» Instruction
Print the records below word for word, but leave out the pictures.

» Provided data
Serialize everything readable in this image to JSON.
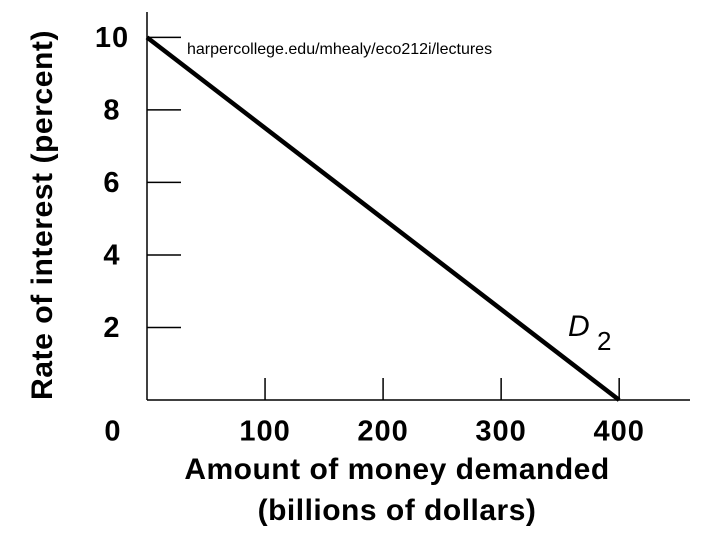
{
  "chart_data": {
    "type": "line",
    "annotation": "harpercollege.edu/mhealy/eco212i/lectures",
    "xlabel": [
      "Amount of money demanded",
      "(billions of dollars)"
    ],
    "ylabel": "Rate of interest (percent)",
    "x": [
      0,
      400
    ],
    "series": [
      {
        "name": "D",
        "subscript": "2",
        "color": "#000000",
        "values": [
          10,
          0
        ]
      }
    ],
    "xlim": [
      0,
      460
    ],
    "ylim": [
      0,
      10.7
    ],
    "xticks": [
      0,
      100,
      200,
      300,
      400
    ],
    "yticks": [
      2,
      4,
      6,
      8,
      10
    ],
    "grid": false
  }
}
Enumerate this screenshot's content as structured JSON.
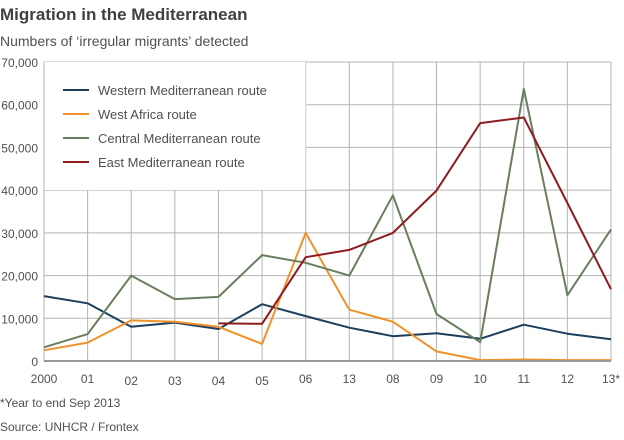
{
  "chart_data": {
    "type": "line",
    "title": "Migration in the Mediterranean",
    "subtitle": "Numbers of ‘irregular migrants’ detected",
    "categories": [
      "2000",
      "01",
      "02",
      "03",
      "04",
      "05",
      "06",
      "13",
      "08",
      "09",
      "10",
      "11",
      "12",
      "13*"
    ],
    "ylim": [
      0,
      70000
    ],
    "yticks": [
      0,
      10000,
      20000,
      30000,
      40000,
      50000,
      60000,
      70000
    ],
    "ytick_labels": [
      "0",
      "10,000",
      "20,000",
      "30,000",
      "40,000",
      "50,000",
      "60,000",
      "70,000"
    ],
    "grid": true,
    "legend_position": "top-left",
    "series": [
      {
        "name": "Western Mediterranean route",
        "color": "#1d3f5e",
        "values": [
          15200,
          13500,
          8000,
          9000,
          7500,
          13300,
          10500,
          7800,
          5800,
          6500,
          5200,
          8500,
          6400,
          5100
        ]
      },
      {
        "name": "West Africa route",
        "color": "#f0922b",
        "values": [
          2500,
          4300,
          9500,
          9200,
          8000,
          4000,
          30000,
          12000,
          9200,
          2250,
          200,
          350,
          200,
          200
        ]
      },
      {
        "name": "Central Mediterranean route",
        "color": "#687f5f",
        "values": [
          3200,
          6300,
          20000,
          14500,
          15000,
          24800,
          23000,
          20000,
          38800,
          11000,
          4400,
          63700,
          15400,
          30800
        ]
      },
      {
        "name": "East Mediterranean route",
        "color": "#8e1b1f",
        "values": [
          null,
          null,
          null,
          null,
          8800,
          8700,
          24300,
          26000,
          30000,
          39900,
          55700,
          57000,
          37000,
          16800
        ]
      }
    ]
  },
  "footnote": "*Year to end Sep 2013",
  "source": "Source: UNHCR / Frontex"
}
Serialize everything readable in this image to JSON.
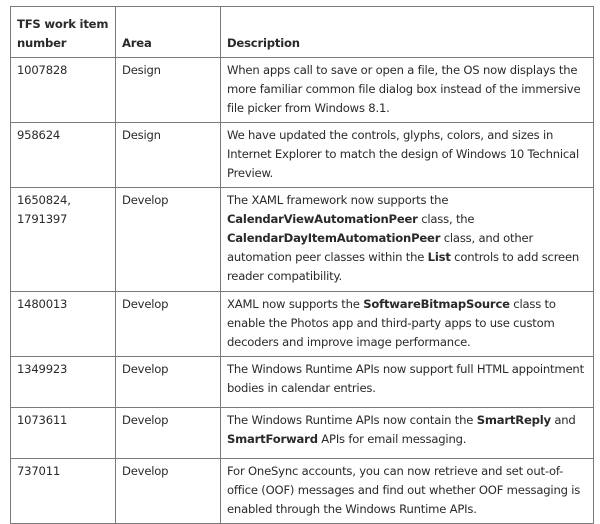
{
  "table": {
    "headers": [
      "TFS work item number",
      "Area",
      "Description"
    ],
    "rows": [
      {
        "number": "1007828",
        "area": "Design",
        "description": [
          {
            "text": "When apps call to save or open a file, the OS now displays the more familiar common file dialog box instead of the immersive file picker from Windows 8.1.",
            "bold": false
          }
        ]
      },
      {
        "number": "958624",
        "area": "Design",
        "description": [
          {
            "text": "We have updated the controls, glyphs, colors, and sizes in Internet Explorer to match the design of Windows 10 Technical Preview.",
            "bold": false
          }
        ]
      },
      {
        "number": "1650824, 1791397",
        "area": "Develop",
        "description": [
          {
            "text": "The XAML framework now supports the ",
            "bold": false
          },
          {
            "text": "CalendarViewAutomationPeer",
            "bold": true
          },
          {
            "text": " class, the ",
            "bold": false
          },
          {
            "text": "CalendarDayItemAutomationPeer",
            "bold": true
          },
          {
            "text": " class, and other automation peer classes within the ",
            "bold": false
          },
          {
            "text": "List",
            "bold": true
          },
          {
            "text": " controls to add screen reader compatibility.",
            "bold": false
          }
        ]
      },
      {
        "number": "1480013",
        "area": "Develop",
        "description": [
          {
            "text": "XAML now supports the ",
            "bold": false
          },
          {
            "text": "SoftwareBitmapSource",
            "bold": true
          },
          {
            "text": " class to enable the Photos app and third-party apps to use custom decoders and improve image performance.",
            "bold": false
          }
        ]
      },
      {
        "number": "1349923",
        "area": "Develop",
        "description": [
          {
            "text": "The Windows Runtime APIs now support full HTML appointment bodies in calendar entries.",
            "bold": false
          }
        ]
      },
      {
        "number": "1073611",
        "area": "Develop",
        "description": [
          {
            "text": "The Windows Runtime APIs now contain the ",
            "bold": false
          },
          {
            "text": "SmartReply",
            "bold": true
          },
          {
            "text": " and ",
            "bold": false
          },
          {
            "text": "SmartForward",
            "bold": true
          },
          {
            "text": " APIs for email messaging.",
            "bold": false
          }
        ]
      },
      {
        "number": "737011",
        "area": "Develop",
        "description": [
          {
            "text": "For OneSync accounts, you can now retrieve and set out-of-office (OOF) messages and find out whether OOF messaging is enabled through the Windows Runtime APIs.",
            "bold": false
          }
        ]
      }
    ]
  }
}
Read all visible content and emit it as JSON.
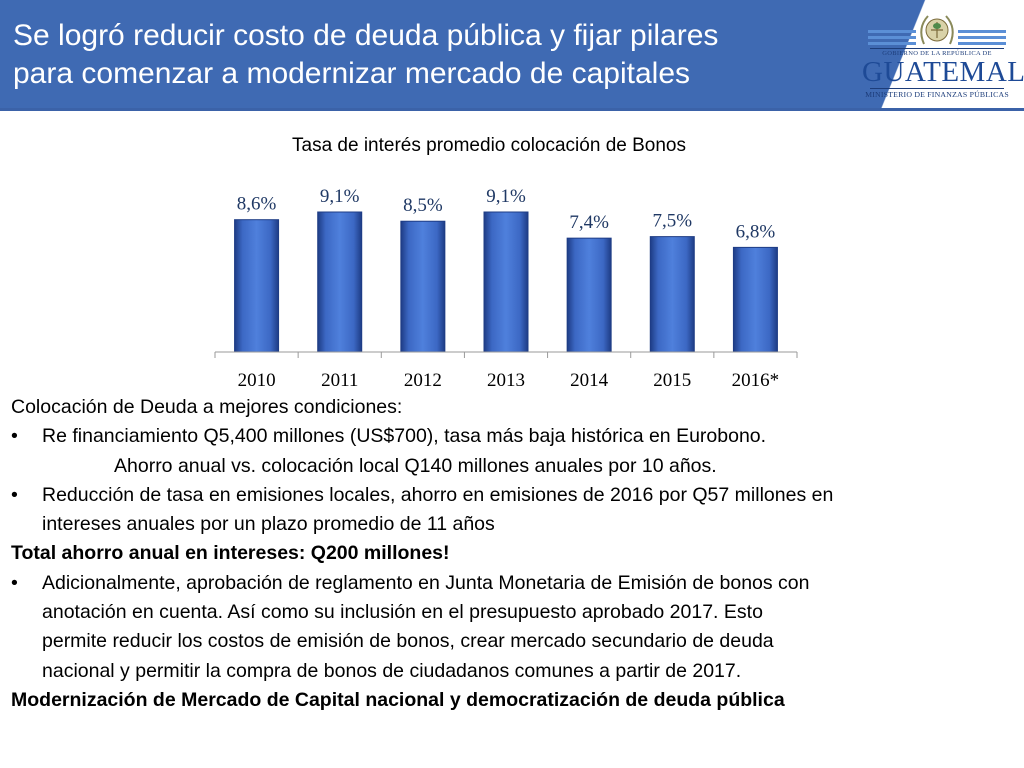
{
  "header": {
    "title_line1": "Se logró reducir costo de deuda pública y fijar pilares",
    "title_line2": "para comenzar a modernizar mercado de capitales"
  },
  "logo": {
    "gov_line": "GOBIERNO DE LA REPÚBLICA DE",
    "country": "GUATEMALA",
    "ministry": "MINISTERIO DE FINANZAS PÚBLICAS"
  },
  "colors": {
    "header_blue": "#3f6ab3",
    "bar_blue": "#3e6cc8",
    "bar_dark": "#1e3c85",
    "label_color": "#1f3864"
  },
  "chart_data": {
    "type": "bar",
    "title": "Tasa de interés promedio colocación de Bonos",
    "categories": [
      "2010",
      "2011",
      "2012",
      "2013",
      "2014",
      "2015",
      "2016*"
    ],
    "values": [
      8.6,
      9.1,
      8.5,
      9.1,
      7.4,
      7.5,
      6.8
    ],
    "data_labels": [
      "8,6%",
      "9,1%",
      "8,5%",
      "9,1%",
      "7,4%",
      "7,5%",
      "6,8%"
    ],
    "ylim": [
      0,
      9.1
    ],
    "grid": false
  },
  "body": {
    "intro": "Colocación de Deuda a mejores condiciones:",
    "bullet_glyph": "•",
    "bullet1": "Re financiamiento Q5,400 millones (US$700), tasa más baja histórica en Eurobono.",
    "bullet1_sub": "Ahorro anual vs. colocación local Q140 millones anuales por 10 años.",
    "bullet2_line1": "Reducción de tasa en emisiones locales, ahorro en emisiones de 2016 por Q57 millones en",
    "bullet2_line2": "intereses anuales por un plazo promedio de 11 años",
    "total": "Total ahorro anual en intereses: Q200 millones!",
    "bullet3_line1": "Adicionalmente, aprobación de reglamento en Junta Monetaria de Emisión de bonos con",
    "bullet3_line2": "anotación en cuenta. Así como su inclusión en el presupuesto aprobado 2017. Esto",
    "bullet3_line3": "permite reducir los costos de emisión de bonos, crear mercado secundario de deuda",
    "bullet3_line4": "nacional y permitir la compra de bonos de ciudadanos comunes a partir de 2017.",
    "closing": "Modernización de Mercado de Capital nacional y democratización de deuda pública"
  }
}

» Reply to the task
Serialize everything readable in this image to JSON.
{
  "chart_data": {
    "type": "line",
    "annotation": "harpercollege.edu/mhealy/eco212i/lectures",
    "xlabel": [
      "Amount of money demanded",
      "(billions of dollars)"
    ],
    "ylabel": "Rate of interest (percent)",
    "x": [
      0,
      400
    ],
    "series": [
      {
        "name": "D",
        "subscript": "2",
        "color": "#000000",
        "values": [
          10,
          0
        ]
      }
    ],
    "xlim": [
      0,
      460
    ],
    "ylim": [
      0,
      10.7
    ],
    "xticks": [
      0,
      100,
      200,
      300,
      400
    ],
    "yticks": [
      2,
      4,
      6,
      8,
      10
    ],
    "grid": false
  }
}
Enumerate this screenshot's content as structured JSON.
{
  "chart_data": {
    "type": "line",
    "title": "Migration in the Mediterranean",
    "subtitle": "Numbers of ‘irregular migrants’ detected",
    "categories": [
      "2000",
      "01",
      "02",
      "03",
      "04",
      "05",
      "06",
      "13",
      "08",
      "09",
      "10",
      "11",
      "12",
      "13*"
    ],
    "ylim": [
      0,
      70000
    ],
    "yticks": [
      0,
      10000,
      20000,
      30000,
      40000,
      50000,
      60000,
      70000
    ],
    "ytick_labels": [
      "0",
      "10,000",
      "20,000",
      "30,000",
      "40,000",
      "50,000",
      "60,000",
      "70,000"
    ],
    "grid": true,
    "legend_position": "top-left",
    "series": [
      {
        "name": "Western Mediterranean route",
        "color": "#1d3f5e",
        "values": [
          15200,
          13500,
          8000,
          9000,
          7500,
          13300,
          10500,
          7800,
          5800,
          6500,
          5200,
          8500,
          6400,
          5100
        ]
      },
      {
        "name": "West Africa route",
        "color": "#f0922b",
        "values": [
          2500,
          4300,
          9500,
          9200,
          8000,
          4000,
          30000,
          12000,
          9200,
          2250,
          200,
          350,
          200,
          200
        ]
      },
      {
        "name": "Central Mediterranean route",
        "color": "#687f5f",
        "values": [
          3200,
          6300,
          20000,
          14500,
          15000,
          24800,
          23000,
          20000,
          38800,
          11000,
          4400,
          63700,
          15400,
          30800
        ]
      },
      {
        "name": "East Mediterranean route",
        "color": "#8e1b1f",
        "values": [
          null,
          null,
          null,
          null,
          8800,
          8700,
          24300,
          26000,
          30000,
          39900,
          55700,
          57000,
          37000,
          16800
        ]
      }
    ]
  },
  "footnote": "*Year to end Sep 2013",
  "source": "Source: UNHCR / Frontex"
}
Serialize everything readable in this image to JSON.
{
  "table": {
    "headers": [
      "TFS work item number",
      "Area",
      "Description"
    ],
    "rows": [
      {
        "number": "1007828",
        "area": "Design",
        "description": [
          {
            "text": "When apps call to save or open a file, the OS now displays the more familiar common file dialog box instead of the immersive file picker from Windows 8.1.",
            "bold": false
          }
        ]
      },
      {
        "number": "958624",
        "area": "Design",
        "description": [
          {
            "text": "We have updated the controls, glyphs, colors, and sizes in Internet Explorer to match the design of Windows 10 Technical Preview.",
            "bold": false
          }
        ]
      },
      {
        "number": "1650824, 1791397",
        "area": "Develop",
        "description": [
          {
            "text": "The XAML framework now supports the ",
            "bold": false
          },
          {
            "text": "CalendarViewAutomationPeer",
            "bold": true
          },
          {
            "text": " class, the ",
            "bold": false
          },
          {
            "text": "CalendarDayItemAutomationPeer",
            "bold": true
          },
          {
            "text": " class, and other automation peer classes within the ",
            "bold": false
          },
          {
            "text": "List",
            "bold": true
          },
          {
            "text": " controls to add screen reader compatibility.",
            "bold": false
          }
        ]
      },
      {
        "number": "1480013",
        "area": "Develop",
        "description": [
          {
            "text": "XAML now supports the ",
            "bold": false
          },
          {
            "text": "SoftwareBitmapSource",
            "bold": true
          },
          {
            "text": " class to enable the Photos app and third-party apps to use custom decoders and improve image performance.",
            "bold": false
          }
        ]
      },
      {
        "number": "1349923",
        "area": "Develop",
        "description": [
          {
            "text": "The Windows Runtime APIs now support full HTML appointment bodies in calendar entries.",
            "bold": false
          }
        ]
      },
      {
        "number": "1073611",
        "area": "Develop",
        "description": [
          {
            "text": "The Windows Runtime APIs now contain the ",
            "bold": false
          },
          {
            "text": "SmartReply",
            "bold": true
          },
          {
            "text": " and ",
            "bold": false
          },
          {
            "text": "SmartForward",
            "bold": true
          },
          {
            "text": " APIs for email messaging.",
            "bold": false
          }
        ]
      },
      {
        "number": "737011",
        "area": "Develop",
        "description": [
          {
            "text": "For OneSync accounts, you can now retrieve and set out-of-office (OOF) messages and find out whether OOF messaging is enabled through the Windows Runtime APIs.",
            "bold": false
          }
        ]
      }
    ]
  }
}
Read all visible content and emit it as JSON.
{
  "header": {
    "title_line1": "Se logró reducir costo de deuda pública y fijar pilares",
    "title_line2": "para comenzar a modernizar mercado de capitales"
  },
  "logo": {
    "gov_line": "GOBIERNO DE LA REPÚBLICA DE",
    "country": "GUATEMALA",
    "ministry": "MINISTERIO DE FINANZAS PÚBLICAS"
  },
  "colors": {
    "header_blue": "#3f6ab3",
    "bar_blue": "#3e6cc8",
    "bar_dark": "#1e3c85",
    "label_color": "#1f3864"
  },
  "chart_data": {
    "type": "bar",
    "title": "Tasa de interés promedio colocación de Bonos",
    "categories": [
      "2010",
      "2011",
      "2012",
      "2013",
      "2014",
      "2015",
      "2016*"
    ],
    "values": [
      8.6,
      9.1,
      8.5,
      9.1,
      7.4,
      7.5,
      6.8
    ],
    "data_labels": [
      "8,6%",
      "9,1%",
      "8,5%",
      "9,1%",
      "7,4%",
      "7,5%",
      "6,8%"
    ],
    "ylim": [
      0,
      9.1
    ],
    "grid": false
  },
  "body": {
    "intro": "Colocación de Deuda a mejores condiciones:",
    "bullet_glyph": "•",
    "bullet1": "Re financiamiento Q5,400 millones (US$700), tasa más baja histórica en Eurobono.",
    "bullet1_sub": "Ahorro anual vs. colocación local Q140 millones anuales por 10 años.",
    "bullet2_line1": "Reducción de tasa en emisiones locales, ahorro en emisiones de 2016 por Q57 millones en",
    "bullet2_line2": "intereses anuales por un plazo promedio de 11 años",
    "total": "Total ahorro anual en intereses: Q200 millones!",
    "bullet3_line1": "Adicionalmente, aprobación de reglamento en Junta Monetaria de Emisión de bonos con",
    "bullet3_line2": "anotación en cuenta. Así como su inclusión en el presupuesto aprobado 2017. Esto",
    "bullet3_line3": "permite reducir los costos de emisión de bonos, crear mercado secundario de deuda",
    "bullet3_line4": "nacional y permitir la compra de bonos de ciudadanos comunes a partir de 2017.",
    "closing": "Modernización de Mercado de Capital nacional y democratización de deuda pública"
  }
}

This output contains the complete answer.